START TEXT BLOCK


  6. Andrew says:

    Doesn’t it even go further than this though? Before, at least some Catholic employers were exempt from providing contraception as part of the health care coverage they provided. Now, it seems that even those institutions that were previously exempt are, in reality, no longer exempt. So, unless I’m missing something, not only did he change nothing and call it a compromise, he actually made it worse, and called it a compromise.

  7. Edwin Herdman says:

    And on cue:

    http://www.npr.org/2012/02/15/146908587/does-contraception-really-pay-for-itself

    This doesn’t invalidate Bob’s point, of course. Nor does [url=http://thedianerehmshow.org/shows/2012-02-02/catholics-contraception-and-new-health-care-law]this[/url] roundtable, much earlier from February 2nd – the money side is mentioned in passing in a few places, particularly where Julie Rovner of NPR alludes to the Department of HHS deciding that it is cheaper to have contraception, but this is taken as received wisdom and (as is Bob’s concern) doesn’t say who it is cheaper for or where the money comes from. It’s pretty clear that NPR (and probably much of the rest of the media) tends to take for granted that a topic like this needs “a Catholic lawyer, somebody from a league for women’s and / or religious freedom rights, and a legal scholar” and that’s all that needs to cover the debate.

END TEXT BLOCK
START SUPPLIED DATA

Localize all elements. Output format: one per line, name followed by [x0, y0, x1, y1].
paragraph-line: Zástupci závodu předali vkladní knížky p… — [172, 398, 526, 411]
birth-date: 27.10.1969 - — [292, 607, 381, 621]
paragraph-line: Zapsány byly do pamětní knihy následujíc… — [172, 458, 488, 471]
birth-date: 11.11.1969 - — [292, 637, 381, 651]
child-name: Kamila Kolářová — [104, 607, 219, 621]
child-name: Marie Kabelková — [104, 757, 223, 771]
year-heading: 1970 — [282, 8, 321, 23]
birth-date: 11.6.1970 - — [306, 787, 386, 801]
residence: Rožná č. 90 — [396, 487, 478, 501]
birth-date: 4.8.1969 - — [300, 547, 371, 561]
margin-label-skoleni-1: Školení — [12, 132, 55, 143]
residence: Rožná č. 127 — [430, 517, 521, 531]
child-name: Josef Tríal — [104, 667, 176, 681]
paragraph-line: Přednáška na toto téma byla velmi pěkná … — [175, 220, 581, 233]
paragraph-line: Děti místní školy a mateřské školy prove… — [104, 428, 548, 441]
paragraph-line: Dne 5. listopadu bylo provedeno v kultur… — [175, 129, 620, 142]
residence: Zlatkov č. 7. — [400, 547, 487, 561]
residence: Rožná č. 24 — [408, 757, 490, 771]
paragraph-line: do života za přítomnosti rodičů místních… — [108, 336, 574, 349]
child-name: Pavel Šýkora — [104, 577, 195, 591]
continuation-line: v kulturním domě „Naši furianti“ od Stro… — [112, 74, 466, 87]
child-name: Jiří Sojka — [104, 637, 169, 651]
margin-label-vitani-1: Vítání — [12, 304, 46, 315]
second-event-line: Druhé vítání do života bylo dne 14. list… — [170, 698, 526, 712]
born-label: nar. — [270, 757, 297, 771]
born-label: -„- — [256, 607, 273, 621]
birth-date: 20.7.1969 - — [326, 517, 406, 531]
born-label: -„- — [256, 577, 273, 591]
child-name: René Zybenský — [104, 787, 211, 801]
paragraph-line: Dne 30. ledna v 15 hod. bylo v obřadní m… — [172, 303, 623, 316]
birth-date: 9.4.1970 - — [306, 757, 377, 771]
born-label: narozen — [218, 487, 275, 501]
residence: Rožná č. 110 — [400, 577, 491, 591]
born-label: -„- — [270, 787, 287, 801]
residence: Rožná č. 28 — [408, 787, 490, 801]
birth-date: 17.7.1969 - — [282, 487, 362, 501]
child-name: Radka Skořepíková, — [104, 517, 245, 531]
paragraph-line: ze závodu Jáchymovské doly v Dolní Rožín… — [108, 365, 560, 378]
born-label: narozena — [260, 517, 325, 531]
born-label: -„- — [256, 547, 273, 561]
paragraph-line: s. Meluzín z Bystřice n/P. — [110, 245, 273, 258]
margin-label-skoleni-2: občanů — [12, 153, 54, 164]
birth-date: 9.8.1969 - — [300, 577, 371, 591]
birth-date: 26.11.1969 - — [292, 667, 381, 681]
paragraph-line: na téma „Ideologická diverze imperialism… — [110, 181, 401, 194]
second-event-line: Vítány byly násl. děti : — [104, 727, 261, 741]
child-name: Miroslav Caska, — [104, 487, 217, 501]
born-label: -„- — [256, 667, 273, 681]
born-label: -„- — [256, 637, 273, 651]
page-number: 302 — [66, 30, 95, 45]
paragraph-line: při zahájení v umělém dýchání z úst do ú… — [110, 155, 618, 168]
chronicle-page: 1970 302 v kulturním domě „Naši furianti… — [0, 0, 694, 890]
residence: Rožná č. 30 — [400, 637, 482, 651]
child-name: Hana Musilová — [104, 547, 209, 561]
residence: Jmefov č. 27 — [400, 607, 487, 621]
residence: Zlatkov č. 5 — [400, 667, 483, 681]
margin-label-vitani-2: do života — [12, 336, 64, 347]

END SUPPLIED DATA

● **TASK LIST**
(a) In the comment thread about the contraception coverage compromise, who from NPR is said to allude to the Department of HHS deciding that it is cheaper to have contraception?
(b) Write the next part of the comment thread about the contraception coverage compromise, starting after its last sentence.

● **RESPONSES PER TASK**
(a) Julie Rovner

(b)
    At about the same time as the Diane Rehm roundtable, the insurance industry said that they didn’t like the precedent (despite giving contraception benefits for “free” in some states to overcome similar religious and personal freedom disputes), which should have clued careful listeners in that the looming compromise would be a creeping compulsory addition to the insurance mandate, to be made right somehow or other. I think the insurance industry’s obvious complication is that they would like to be more competitive for healthy workers, and adding on compulsory additions like this reduces their latitude in setting premiums. That, however, seems a reasonable area for calling for a legal compulsion, especially when compared to the problems with limiting the freedoms of the insured.

    This is where NPR has left off. There is, of course, more to it than simply making a hand wave and the insurers will magically take care of everything.

    What galled me is that none of them saw the obvious point, which is that the employers should give a lump sum as a “benefit” or whatever you like, and at that point they are separated from direct planning of their employees’ health plans. At some point the Catholic objection to paying for things they disapprove of has to be laid to the side – there is no recognized right of employers, for example, not to pay somebody merely because the person bought something the employer didn’t like. Imagine the uproar if a Muslim charity tried to fire somebody for buying some booze out of their paycheck, for instance. This seems to be perilously close to the reasoning the Catholic bishops seemed to be advocating, trying to see how far they could push against the compromise as a financial shell game.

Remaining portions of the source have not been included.